▶ **DATA PROVIDED**
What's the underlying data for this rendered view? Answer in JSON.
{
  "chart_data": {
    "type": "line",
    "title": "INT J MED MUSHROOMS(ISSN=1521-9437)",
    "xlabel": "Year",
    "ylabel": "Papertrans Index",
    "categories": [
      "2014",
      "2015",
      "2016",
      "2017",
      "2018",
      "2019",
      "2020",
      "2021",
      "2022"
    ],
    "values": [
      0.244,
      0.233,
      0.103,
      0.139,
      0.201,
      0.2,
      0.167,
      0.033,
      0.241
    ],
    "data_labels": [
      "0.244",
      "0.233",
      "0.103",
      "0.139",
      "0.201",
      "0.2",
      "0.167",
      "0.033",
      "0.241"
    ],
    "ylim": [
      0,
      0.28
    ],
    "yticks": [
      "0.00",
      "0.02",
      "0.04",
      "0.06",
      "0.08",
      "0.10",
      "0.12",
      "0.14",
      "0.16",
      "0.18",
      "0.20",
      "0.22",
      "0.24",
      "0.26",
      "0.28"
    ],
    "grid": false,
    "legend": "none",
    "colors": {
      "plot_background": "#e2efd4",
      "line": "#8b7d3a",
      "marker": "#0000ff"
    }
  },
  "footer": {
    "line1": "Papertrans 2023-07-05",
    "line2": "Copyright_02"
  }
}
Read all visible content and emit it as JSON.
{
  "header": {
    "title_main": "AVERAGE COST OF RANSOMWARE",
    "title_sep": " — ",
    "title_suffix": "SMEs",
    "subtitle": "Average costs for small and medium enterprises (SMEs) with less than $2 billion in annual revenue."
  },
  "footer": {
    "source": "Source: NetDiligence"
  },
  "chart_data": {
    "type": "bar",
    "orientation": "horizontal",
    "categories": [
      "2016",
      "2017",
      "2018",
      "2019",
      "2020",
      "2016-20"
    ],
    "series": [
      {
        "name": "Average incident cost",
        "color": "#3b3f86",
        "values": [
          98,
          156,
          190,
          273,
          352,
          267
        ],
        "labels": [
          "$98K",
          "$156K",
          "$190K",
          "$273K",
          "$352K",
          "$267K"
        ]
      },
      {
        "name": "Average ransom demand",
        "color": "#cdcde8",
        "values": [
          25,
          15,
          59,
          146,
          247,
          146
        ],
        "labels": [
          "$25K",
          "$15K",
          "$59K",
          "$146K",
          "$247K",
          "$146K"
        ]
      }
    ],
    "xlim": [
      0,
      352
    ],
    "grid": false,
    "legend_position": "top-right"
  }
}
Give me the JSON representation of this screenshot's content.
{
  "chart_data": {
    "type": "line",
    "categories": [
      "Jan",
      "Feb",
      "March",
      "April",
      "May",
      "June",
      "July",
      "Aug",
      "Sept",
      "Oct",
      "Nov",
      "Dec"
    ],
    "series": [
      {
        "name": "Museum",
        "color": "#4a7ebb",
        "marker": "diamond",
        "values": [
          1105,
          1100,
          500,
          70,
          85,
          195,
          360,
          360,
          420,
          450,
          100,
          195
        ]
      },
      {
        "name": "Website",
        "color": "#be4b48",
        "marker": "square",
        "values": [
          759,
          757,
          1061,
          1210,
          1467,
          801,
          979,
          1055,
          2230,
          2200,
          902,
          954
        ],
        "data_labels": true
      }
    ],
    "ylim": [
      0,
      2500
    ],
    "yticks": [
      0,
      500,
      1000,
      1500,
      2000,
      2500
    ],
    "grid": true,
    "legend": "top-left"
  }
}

▶ **PROBLEM DESCRIPTION**
Looking at the data above, show all lines where the word "content" occurs.

▶ **TASK ANSWER**
Read all visible content and emit it as JSON.
Give me the JSON representation of this screenshot's content.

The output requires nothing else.